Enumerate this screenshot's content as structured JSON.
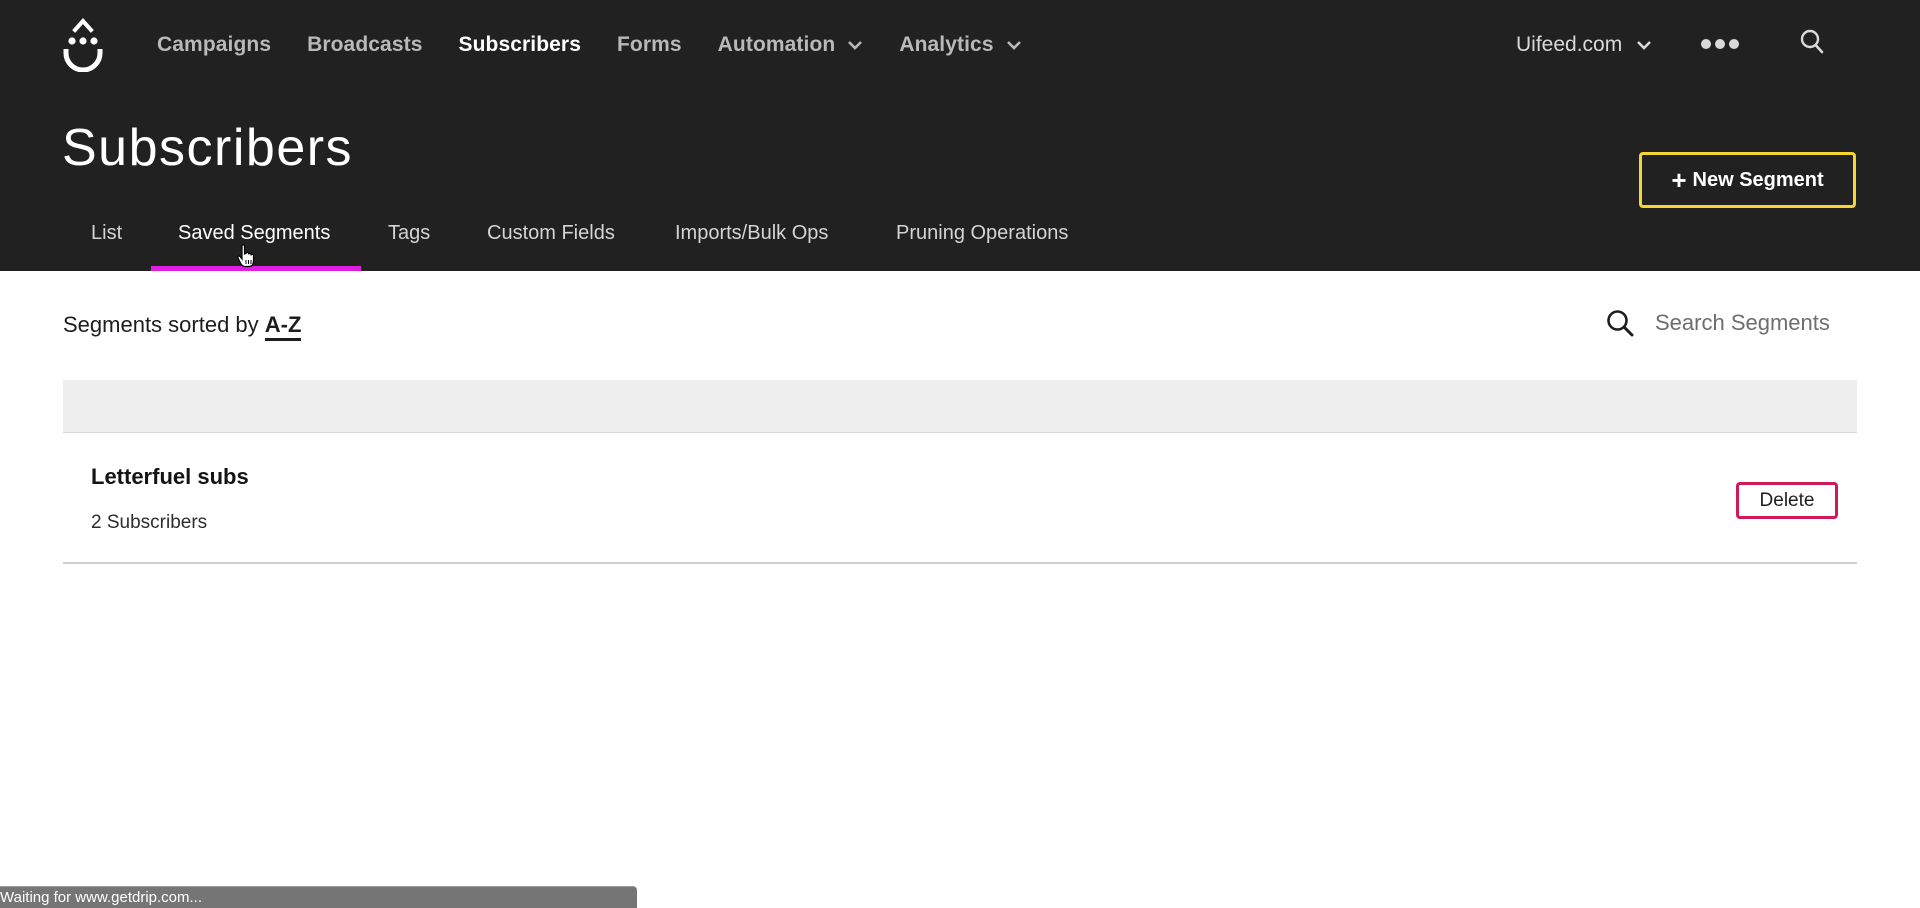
{
  "nav": {
    "logo_name": "drip-logo",
    "items": [
      {
        "label": "Campaigns",
        "active": false,
        "dropdown": false
      },
      {
        "label": "Broadcasts",
        "active": false,
        "dropdown": false
      },
      {
        "label": "Subscribers",
        "active": true,
        "dropdown": false
      },
      {
        "label": "Forms",
        "active": false,
        "dropdown": false
      },
      {
        "label": "Automation",
        "active": false,
        "dropdown": true
      },
      {
        "label": "Analytics",
        "active": false,
        "dropdown": true
      }
    ],
    "account": "Uifeed.com",
    "more_icon": "ellipsis-icon",
    "search_icon": "search-icon"
  },
  "page": {
    "title": "Subscribers",
    "new_button": "New Segment",
    "tabs": [
      {
        "label": "List",
        "active": false
      },
      {
        "label": "Saved Segments",
        "active": true
      },
      {
        "label": "Tags",
        "active": false
      },
      {
        "label": "Custom Fields",
        "active": false
      },
      {
        "label": "Imports/Bulk Ops",
        "active": false
      },
      {
        "label": "Pruning Operations",
        "active": false
      }
    ]
  },
  "segments": {
    "sort_prefix": "Segments sorted by",
    "sort_value": "A-Z",
    "search_placeholder": "Search Segments",
    "rows": [
      {
        "name": "Letterfuel subs",
        "count": "2 Subscribers",
        "action": "Delete"
      }
    ]
  },
  "colors": {
    "header_bg": "#212121",
    "tab_accent": "#e01ee0",
    "new_button_border": "#f5d532",
    "delete_border": "#cf1a55"
  },
  "status_bar": {
    "text": "Waiting for www.getdrip.com..."
  }
}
- - - - -
- _WHAT YOU NEED TO DO_: Your task is an exact transcription of all the data, minus the pictures.

- _TASK RESULT_:
Enumerate this screenshot's content as structured JSON.
{
  "nav": {
    "logo_name": "drip-logo",
    "items": [
      {
        "label": "Campaigns",
        "active": false,
        "dropdown": false
      },
      {
        "label": "Broadcasts",
        "active": false,
        "dropdown": false
      },
      {
        "label": "Subscribers",
        "active": true,
        "dropdown": false
      },
      {
        "label": "Forms",
        "active": false,
        "dropdown": false
      },
      {
        "label": "Automation",
        "active": false,
        "dropdown": true
      },
      {
        "label": "Analytics",
        "active": false,
        "dropdown": true
      }
    ],
    "account": "Uifeed.com",
    "more_icon": "ellipsis-icon",
    "search_icon": "search-icon"
  },
  "page": {
    "title": "Subscribers",
    "new_button": "New Segment",
    "tabs": [
      {
        "label": "List",
        "active": false
      },
      {
        "label": "Saved Segments",
        "active": true
      },
      {
        "label": "Tags",
        "active": false
      },
      {
        "label": "Custom Fields",
        "active": false
      },
      {
        "label": "Imports/Bulk Ops",
        "active": false
      },
      {
        "label": "Pruning Operations",
        "active": false
      }
    ]
  },
  "segments": {
    "sort_prefix": "Segments sorted by",
    "sort_value": "A-Z",
    "search_placeholder": "Search Segments",
    "rows": [
      {
        "name": "Letterfuel subs",
        "count": "2 Subscribers",
        "action": "Delete"
      }
    ]
  },
  "colors": {
    "header_bg": "#212121",
    "tab_accent": "#e01ee0",
    "new_button_border": "#f5d532",
    "delete_border": "#cf1a55"
  },
  "status_bar": {
    "text": "Waiting for www.getdrip.com..."
  }
}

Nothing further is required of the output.